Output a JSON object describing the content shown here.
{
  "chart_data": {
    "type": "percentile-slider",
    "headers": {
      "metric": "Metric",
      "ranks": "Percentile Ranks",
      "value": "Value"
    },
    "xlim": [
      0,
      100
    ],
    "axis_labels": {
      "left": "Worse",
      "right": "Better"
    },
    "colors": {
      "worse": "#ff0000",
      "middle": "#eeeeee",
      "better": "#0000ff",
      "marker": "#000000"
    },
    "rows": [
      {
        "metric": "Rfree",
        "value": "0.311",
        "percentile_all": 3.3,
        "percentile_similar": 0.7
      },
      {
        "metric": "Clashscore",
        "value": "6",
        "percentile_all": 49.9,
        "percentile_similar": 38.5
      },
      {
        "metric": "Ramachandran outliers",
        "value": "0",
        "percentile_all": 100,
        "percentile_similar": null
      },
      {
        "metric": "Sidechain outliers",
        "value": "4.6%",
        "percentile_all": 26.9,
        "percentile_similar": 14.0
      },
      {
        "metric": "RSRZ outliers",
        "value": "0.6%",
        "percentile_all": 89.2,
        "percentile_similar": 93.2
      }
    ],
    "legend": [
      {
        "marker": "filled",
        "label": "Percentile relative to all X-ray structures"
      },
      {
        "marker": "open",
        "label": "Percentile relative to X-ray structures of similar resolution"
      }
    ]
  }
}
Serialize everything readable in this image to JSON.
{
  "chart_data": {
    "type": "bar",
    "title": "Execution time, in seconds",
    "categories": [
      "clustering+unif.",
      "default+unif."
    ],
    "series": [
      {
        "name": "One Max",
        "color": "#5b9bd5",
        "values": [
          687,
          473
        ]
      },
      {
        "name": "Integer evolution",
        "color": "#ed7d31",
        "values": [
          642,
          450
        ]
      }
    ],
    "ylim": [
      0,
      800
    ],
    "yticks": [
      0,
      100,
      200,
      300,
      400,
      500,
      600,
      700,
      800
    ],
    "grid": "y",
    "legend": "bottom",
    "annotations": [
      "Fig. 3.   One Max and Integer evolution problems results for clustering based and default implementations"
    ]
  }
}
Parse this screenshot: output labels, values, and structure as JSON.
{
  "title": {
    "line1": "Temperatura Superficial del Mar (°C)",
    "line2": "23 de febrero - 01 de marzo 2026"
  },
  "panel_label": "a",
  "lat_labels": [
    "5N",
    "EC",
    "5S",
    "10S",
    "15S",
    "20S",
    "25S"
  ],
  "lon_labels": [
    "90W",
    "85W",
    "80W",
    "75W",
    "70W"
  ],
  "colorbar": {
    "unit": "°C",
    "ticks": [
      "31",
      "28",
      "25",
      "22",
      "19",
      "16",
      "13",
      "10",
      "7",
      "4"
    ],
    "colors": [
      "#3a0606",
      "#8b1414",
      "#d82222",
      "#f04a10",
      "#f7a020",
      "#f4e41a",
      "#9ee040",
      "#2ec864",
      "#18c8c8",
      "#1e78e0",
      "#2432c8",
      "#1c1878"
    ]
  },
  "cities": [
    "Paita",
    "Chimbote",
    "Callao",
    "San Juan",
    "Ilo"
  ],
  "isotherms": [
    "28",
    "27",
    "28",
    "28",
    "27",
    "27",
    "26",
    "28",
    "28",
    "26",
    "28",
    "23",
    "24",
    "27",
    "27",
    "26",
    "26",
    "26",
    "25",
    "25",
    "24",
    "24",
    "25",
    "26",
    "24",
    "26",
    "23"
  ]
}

++++++++++++++++++++

Goal:
Report all lines of the data that include the word "outliers".

Output of the task:
        "metric": "Ramachandran outliers",
        "metric": "Sidechain outliers",
        "metric": "RSRZ outliers",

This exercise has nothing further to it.